● **Work to do**
Quote the data below in full, minus the images.
** Start **
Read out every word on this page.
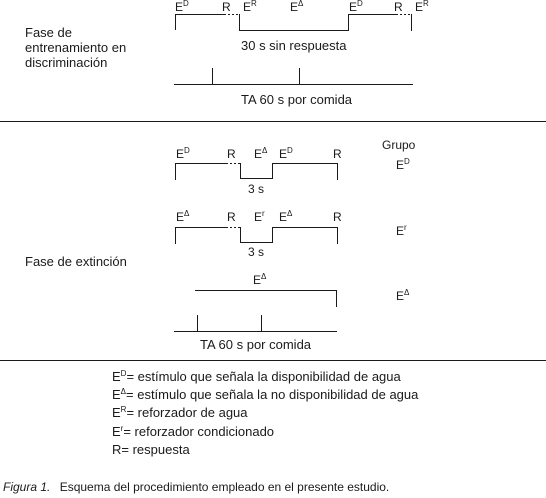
Fase de
entrenamiento en
discriminación
$E^D$	R $E^R$	$E^\Delta$	$E^D$	R $E^R$
30 s sin respuesta
TA 60 s por comida
Fase de extinción
Grupo
$E^D$	R $E^\Delta$ $E^D$	R
3 s
$E^D$
$E^\Delta$	R $E^r$ $E^\Delta$	R
3 s
$E^r$
$E^\Delta$
$E^\Delta$
TA 60 s por comida
$E^D=$ estímulo que señala la disponibilidad de agua
$E^\Delta=$ estímulo que señala la no disponibilidad de agua
$E^R=$ reforzador de agua
$E^r=$ reforzador condicionado
R= respuesta
Figura 1. Esquema del procedimiento empleado en el presente estudio.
** End **
● **Task result**
Read out every word on this page.
Fase de
entrenamiento en
discriminación
$E^D$	R $E^R$	$E^\Delta$	$E^D$	R $E^R$
30 s sin respuesta
TA 60 s por comida
Fase de extinción
Grupo
$E^D$	R $E^\Delta$ $E^D$	R
3 s
$E^D$
$E^\Delta$	R $E^r$ $E^\Delta$	R
3 s
$E^r$
$E^\Delta$
$E^\Delta$
TA 60 s por comida
$E^D=$ estímulo que señala la disponibilidad de agua
$E^\Delta=$ estímulo que señala la no disponibilidad de agua
$E^R=$ reforzador de agua
$E^r=$ reforzador condicionado
R= respuesta
Figura 1. Esquema del procedimiento empleado en el presente estudio.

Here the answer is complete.